→ **INSTRUCTIONS TO FOLLOW**
Provide nothing beyond the count of lines that include the string "color".

[Figure data in JSON]
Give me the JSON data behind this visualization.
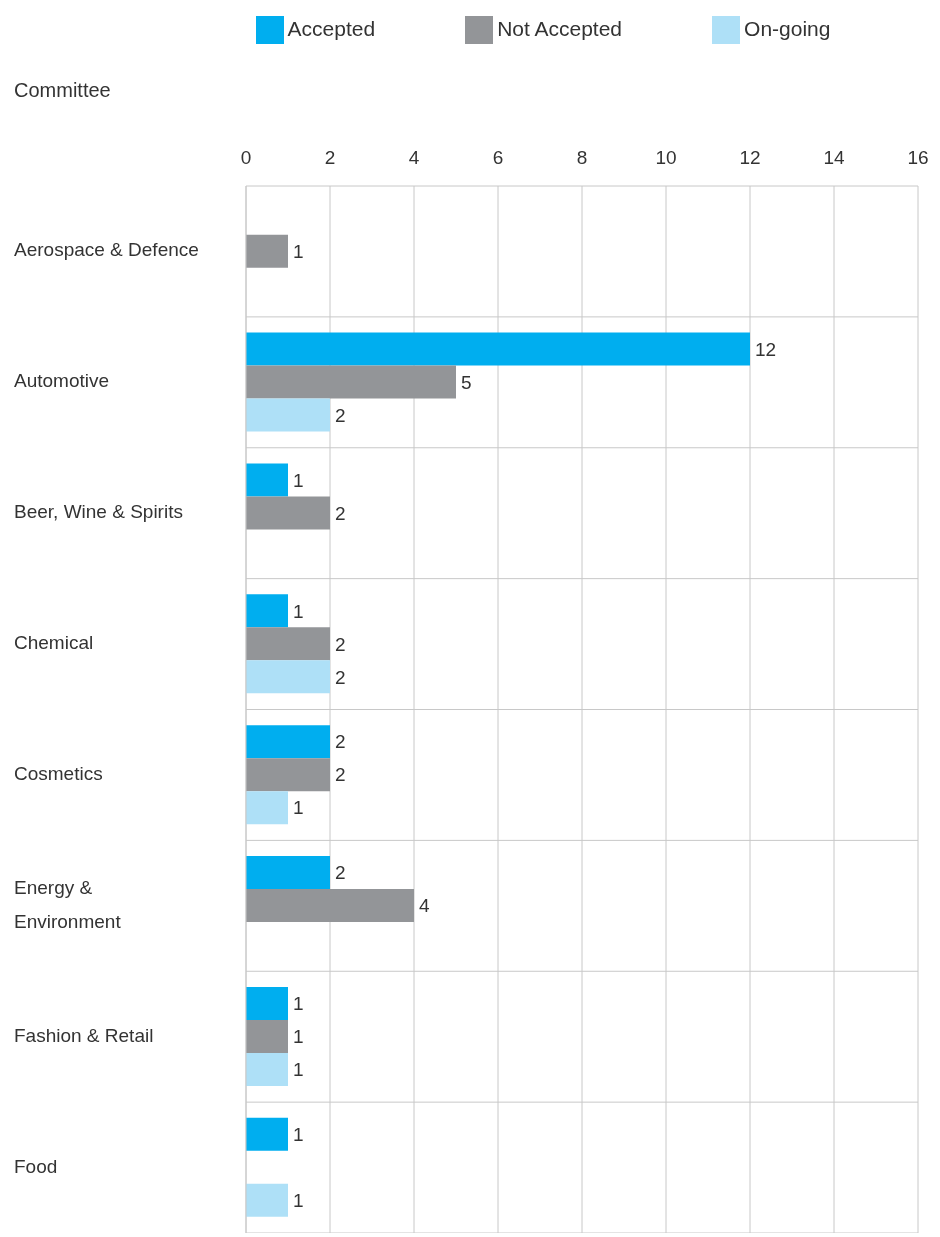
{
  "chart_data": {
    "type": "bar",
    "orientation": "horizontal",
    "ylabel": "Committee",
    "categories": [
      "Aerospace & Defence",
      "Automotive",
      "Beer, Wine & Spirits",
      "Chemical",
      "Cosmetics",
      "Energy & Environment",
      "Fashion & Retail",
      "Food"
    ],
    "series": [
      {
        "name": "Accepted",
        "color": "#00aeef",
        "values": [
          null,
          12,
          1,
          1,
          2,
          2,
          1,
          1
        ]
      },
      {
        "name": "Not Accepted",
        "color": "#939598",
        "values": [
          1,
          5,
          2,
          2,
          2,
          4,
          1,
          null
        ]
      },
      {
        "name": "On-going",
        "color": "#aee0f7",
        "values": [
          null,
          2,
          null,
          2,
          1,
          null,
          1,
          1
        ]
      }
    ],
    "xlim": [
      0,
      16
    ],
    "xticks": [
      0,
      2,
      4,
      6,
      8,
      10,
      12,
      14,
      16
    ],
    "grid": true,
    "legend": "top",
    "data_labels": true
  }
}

--

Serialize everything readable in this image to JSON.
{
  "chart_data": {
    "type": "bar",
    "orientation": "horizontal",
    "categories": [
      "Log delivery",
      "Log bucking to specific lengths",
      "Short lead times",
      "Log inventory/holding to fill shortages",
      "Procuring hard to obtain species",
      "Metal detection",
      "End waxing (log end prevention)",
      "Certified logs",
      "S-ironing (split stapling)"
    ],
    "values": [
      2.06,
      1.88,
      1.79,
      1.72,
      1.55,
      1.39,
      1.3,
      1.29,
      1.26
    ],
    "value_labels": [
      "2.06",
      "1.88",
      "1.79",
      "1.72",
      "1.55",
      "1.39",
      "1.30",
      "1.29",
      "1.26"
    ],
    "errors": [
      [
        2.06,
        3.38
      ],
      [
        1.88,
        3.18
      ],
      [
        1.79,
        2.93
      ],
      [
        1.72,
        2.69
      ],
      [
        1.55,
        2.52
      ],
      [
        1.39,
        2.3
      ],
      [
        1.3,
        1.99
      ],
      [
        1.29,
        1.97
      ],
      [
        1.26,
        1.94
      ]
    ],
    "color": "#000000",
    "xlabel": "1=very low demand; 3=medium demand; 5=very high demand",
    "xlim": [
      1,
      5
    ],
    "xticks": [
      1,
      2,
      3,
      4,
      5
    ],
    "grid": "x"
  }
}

→ **EXPECTED ANSWER**
4